## Your instructions
Only lines holding the word "name" should be copied from the material.
■ ■ ■ ■ ■ ■ ■
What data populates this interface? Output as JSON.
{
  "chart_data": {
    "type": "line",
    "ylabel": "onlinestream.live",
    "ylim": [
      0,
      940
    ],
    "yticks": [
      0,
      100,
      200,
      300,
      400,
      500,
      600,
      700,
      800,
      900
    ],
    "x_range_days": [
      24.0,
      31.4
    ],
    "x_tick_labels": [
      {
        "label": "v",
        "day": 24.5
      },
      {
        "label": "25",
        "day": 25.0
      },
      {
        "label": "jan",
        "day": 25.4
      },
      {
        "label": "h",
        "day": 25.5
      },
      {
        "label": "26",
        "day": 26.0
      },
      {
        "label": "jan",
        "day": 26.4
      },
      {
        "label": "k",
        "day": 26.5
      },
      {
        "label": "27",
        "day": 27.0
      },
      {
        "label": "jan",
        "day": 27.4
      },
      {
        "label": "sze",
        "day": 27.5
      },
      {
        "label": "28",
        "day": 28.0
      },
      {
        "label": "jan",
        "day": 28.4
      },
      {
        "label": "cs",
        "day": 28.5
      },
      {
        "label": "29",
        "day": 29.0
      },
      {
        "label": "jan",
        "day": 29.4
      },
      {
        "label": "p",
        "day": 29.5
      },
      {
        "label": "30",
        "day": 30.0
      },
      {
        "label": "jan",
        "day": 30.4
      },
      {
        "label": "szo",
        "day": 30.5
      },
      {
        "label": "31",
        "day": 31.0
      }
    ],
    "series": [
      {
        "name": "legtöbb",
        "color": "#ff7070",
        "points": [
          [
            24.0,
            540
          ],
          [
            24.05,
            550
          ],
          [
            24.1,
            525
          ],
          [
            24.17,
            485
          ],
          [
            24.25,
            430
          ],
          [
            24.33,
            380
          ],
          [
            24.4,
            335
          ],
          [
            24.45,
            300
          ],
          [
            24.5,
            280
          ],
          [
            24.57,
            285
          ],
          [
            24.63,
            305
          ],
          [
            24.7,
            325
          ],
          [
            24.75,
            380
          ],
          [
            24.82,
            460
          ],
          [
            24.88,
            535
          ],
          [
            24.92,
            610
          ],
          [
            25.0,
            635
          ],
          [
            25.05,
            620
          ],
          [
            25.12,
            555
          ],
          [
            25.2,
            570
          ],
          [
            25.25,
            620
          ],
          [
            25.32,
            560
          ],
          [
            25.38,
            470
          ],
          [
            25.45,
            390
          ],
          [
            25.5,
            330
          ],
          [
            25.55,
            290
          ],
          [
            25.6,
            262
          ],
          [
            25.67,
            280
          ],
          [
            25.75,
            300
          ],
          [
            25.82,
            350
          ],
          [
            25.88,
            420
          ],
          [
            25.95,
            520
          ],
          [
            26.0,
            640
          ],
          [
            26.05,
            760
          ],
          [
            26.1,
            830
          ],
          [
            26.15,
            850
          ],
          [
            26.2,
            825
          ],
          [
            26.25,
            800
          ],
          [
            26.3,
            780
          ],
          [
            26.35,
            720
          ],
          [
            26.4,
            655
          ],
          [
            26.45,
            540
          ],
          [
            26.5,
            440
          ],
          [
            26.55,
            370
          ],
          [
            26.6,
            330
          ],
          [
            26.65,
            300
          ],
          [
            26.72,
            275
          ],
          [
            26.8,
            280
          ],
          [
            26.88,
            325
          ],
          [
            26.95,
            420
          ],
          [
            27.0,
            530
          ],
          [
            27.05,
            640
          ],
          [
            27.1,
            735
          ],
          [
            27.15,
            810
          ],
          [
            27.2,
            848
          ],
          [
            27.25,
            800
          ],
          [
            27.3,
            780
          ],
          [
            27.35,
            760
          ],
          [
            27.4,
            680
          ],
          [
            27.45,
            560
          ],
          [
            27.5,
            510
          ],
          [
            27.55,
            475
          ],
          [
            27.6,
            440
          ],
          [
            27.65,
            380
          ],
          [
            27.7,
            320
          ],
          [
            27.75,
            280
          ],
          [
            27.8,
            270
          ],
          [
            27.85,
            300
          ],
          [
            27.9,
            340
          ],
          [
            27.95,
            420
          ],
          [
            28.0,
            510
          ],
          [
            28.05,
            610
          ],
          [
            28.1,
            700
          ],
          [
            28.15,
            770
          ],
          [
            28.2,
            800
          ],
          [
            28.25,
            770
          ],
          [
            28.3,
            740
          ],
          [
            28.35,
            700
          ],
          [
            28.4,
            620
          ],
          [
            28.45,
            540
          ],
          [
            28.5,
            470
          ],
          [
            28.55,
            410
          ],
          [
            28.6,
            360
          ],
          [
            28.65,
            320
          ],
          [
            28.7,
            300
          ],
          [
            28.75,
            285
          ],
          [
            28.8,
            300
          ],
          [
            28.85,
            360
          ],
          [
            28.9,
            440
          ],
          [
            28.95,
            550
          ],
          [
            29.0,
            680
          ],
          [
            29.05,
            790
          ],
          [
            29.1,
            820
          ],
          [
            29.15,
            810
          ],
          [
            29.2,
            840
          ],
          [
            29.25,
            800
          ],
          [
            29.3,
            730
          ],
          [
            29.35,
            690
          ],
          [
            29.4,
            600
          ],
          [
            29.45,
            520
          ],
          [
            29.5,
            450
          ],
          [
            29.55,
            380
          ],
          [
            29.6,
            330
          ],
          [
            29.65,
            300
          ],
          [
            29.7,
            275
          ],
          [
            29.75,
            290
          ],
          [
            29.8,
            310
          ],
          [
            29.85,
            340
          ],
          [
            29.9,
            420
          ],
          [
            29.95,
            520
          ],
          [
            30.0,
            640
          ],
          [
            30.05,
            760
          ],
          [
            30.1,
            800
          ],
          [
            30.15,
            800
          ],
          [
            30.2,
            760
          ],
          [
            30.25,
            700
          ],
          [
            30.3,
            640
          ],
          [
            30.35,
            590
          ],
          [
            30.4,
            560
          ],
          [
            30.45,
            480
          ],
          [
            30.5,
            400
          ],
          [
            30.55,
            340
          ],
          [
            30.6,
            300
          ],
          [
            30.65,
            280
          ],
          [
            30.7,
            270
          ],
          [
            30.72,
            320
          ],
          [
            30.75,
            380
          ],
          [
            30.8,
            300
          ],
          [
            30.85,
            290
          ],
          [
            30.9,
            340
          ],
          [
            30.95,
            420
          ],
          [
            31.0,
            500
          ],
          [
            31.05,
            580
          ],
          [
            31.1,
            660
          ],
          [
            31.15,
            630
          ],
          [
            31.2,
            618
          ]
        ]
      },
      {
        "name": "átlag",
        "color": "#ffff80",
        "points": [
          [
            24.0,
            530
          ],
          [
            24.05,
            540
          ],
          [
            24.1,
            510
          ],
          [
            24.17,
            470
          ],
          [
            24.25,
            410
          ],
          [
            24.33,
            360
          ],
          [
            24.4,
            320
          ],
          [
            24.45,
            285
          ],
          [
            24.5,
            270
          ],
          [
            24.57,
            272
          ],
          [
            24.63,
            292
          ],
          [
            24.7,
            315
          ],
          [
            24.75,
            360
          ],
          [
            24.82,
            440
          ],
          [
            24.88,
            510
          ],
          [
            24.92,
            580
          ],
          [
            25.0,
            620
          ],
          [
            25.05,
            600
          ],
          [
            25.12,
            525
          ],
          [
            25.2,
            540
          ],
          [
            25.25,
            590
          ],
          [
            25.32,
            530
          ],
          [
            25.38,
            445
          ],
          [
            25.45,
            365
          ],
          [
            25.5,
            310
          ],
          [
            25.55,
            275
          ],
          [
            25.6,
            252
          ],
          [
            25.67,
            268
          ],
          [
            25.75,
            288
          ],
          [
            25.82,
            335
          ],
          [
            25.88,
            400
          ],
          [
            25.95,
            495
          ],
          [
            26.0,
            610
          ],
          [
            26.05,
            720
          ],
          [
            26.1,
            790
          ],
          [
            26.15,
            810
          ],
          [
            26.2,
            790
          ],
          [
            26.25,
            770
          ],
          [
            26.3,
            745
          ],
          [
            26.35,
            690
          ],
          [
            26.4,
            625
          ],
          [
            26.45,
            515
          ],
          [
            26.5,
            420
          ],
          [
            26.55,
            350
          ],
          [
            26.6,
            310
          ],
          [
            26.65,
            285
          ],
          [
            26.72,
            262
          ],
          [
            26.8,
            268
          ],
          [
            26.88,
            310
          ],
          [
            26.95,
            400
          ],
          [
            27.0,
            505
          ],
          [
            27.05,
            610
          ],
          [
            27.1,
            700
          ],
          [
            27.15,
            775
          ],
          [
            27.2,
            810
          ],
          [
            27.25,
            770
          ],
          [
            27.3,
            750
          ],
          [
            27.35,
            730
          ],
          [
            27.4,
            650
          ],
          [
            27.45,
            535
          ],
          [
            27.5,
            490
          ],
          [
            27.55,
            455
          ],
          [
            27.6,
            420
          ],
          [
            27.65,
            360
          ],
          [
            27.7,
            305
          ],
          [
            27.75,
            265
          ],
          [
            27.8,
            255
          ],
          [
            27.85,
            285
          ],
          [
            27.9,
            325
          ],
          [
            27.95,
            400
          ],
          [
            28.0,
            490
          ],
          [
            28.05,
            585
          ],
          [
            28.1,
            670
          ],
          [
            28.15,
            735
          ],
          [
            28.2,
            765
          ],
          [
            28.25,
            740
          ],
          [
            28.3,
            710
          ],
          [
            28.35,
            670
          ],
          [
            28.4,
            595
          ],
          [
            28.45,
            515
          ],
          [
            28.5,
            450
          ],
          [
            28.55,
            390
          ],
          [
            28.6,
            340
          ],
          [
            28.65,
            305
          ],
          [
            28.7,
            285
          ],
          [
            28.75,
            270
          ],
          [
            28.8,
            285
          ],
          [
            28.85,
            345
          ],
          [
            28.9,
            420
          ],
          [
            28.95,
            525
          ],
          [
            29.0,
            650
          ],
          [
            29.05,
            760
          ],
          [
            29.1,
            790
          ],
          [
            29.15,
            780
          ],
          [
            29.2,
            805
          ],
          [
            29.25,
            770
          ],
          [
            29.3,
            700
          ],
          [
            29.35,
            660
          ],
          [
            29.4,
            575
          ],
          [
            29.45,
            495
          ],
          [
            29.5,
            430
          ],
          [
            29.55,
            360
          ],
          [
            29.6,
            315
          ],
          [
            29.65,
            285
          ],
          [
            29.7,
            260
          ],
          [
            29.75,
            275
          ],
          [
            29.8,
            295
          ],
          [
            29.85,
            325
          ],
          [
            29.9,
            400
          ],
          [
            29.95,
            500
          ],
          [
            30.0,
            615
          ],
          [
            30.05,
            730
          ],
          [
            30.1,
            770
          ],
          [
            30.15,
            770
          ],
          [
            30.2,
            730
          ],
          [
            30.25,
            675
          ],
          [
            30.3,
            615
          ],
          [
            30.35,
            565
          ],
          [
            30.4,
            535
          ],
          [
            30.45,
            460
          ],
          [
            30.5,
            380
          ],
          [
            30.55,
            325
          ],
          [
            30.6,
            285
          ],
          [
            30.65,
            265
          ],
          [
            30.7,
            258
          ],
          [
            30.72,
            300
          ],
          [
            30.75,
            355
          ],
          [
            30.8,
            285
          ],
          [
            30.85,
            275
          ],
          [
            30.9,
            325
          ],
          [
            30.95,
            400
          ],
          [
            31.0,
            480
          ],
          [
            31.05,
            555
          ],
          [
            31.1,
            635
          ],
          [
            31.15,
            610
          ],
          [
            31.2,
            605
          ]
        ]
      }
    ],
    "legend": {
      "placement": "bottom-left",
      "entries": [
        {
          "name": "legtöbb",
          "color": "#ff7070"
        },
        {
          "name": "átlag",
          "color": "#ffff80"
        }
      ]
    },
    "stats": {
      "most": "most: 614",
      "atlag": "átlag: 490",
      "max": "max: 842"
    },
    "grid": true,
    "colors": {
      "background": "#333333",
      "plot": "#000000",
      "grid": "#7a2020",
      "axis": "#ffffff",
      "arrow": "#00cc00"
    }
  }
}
■ ■ ■ ■ ■ ■ ■
## Answer for this exercise
        "name": "legtöbb",
        "name": "átlag",
          "name": "legtöbb",
          "name": "átlag",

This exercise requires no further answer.